- Work instructions
Locate the lines where "type" occurs and copy them as they stand.

----

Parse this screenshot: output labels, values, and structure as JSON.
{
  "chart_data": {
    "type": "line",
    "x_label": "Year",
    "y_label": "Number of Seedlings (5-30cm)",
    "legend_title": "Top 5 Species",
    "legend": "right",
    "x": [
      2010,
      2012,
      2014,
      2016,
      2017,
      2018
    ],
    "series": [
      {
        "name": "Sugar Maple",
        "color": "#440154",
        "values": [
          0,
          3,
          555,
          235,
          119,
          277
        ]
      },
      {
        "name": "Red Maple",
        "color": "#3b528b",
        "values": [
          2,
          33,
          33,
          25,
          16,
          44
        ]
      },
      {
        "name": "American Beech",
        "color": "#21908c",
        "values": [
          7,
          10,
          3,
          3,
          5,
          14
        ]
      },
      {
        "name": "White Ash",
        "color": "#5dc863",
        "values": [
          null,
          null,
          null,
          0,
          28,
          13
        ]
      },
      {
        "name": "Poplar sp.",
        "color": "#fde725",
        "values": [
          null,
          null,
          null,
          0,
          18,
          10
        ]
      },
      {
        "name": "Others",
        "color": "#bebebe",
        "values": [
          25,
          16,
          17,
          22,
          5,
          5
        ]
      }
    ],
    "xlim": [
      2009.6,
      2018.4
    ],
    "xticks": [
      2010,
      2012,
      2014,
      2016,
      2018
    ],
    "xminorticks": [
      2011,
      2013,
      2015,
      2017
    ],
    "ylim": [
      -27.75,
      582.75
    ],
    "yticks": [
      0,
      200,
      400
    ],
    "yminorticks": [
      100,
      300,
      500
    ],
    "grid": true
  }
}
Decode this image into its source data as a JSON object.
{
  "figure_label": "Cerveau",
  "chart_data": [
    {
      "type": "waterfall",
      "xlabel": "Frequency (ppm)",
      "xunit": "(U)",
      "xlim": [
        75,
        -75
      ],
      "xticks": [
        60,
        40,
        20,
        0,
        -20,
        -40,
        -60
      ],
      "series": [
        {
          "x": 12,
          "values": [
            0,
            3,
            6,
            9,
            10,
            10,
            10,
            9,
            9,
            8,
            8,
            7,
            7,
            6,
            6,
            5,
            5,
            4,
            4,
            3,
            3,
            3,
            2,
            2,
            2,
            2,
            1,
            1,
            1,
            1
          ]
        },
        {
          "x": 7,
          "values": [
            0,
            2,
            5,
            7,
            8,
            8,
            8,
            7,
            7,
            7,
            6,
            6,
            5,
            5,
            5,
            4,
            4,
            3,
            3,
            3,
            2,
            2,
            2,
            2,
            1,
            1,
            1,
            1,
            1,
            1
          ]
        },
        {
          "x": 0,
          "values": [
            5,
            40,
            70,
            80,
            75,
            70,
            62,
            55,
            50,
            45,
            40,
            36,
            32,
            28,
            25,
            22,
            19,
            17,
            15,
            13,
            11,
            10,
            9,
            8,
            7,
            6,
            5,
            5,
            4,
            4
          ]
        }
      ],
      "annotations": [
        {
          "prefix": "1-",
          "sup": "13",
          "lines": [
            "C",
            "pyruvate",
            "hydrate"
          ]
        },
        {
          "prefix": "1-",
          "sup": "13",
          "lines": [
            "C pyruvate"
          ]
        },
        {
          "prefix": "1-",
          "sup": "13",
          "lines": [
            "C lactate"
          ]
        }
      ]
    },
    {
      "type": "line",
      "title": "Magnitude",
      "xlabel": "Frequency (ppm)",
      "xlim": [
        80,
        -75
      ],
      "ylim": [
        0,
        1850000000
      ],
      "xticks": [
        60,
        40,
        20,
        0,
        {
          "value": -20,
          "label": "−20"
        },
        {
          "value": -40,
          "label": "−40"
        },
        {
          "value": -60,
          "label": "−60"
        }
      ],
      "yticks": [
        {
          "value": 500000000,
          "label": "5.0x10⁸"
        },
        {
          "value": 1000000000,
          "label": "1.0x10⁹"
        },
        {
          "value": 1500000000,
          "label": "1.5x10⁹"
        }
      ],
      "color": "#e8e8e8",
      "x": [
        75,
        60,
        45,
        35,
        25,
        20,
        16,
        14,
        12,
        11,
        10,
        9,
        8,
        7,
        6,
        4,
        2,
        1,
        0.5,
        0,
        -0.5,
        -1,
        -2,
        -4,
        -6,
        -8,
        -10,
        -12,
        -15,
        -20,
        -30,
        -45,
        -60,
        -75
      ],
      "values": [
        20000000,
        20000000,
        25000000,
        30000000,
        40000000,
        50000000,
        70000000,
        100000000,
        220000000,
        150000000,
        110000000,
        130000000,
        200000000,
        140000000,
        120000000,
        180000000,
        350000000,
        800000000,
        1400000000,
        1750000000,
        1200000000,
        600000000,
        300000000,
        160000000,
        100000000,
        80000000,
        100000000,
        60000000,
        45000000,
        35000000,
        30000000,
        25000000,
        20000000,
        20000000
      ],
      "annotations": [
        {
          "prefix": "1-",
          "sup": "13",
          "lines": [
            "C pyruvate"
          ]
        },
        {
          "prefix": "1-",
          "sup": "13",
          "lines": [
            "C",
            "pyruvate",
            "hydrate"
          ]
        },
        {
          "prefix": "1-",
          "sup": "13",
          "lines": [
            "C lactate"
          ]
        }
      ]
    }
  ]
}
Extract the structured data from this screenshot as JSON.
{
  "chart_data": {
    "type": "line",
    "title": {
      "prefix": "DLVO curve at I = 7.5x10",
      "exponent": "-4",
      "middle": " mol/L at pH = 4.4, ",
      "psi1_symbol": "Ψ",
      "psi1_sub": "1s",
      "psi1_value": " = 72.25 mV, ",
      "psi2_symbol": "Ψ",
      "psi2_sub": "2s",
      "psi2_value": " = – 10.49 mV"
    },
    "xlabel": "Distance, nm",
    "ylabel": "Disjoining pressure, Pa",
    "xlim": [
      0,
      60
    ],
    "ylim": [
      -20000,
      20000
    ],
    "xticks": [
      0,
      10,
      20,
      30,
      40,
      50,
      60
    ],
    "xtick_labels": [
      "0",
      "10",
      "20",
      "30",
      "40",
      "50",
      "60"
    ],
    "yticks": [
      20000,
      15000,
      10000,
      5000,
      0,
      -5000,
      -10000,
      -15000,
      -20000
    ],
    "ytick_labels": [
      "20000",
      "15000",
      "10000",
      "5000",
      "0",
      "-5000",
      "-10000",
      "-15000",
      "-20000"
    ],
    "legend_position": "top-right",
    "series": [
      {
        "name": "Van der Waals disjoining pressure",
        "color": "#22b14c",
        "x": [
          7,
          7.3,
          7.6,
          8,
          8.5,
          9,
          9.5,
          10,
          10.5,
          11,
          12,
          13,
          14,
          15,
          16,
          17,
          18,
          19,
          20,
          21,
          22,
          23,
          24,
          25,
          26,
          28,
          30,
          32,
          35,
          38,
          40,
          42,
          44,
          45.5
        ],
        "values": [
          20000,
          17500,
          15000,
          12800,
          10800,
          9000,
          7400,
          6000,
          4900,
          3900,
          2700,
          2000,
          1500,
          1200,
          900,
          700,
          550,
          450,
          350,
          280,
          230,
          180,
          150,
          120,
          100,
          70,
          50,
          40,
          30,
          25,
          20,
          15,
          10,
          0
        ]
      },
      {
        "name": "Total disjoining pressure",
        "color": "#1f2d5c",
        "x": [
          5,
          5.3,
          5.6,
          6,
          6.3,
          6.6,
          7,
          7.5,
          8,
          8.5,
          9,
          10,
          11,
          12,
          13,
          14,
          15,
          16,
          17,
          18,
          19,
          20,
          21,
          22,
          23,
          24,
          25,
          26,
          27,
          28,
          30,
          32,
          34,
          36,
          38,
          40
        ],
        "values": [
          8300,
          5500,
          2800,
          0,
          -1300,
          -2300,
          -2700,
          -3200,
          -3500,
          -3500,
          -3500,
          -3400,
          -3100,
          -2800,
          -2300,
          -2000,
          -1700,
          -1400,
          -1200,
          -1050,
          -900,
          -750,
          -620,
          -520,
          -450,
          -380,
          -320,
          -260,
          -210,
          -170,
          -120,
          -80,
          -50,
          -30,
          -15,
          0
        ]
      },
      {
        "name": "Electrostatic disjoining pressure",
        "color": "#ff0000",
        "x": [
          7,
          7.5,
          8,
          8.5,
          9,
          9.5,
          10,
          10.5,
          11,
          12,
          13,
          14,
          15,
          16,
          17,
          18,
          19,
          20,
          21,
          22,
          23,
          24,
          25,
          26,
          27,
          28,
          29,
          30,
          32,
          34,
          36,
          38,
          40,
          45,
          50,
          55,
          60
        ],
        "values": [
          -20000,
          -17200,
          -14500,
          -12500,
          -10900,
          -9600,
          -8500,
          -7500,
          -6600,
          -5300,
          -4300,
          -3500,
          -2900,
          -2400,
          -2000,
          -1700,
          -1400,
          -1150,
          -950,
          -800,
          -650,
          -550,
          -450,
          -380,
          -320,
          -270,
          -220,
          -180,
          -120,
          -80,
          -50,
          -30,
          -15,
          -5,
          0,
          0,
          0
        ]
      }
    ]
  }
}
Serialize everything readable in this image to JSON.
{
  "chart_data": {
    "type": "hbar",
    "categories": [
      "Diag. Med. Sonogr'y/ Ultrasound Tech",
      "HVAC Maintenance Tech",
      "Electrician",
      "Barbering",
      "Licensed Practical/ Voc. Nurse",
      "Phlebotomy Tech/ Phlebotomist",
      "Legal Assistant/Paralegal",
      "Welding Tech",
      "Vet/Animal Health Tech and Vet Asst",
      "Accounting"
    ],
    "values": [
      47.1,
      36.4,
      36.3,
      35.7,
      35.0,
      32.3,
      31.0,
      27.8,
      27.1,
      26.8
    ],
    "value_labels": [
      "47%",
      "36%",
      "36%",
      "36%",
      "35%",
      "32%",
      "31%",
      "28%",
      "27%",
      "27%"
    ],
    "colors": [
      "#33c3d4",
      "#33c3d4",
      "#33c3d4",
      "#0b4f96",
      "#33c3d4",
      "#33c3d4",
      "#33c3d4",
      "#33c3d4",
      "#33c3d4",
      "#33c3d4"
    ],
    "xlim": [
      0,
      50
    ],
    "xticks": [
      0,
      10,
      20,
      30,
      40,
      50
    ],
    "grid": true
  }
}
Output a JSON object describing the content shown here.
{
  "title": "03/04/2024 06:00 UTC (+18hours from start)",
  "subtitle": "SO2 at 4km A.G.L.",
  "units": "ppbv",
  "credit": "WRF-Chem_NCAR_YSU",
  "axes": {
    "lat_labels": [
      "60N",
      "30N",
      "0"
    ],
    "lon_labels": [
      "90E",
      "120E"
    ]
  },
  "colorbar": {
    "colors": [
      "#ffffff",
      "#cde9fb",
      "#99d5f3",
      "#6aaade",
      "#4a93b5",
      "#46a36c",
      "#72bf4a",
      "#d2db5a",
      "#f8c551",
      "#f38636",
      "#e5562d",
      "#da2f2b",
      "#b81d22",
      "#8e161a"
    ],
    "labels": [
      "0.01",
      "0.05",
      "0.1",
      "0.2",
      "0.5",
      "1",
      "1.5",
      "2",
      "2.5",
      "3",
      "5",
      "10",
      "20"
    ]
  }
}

----

- Completed exercise
    "type": "line",
      "type": "waterfall",
      "type": "line",
    "type": "line",
    "type": "hbar",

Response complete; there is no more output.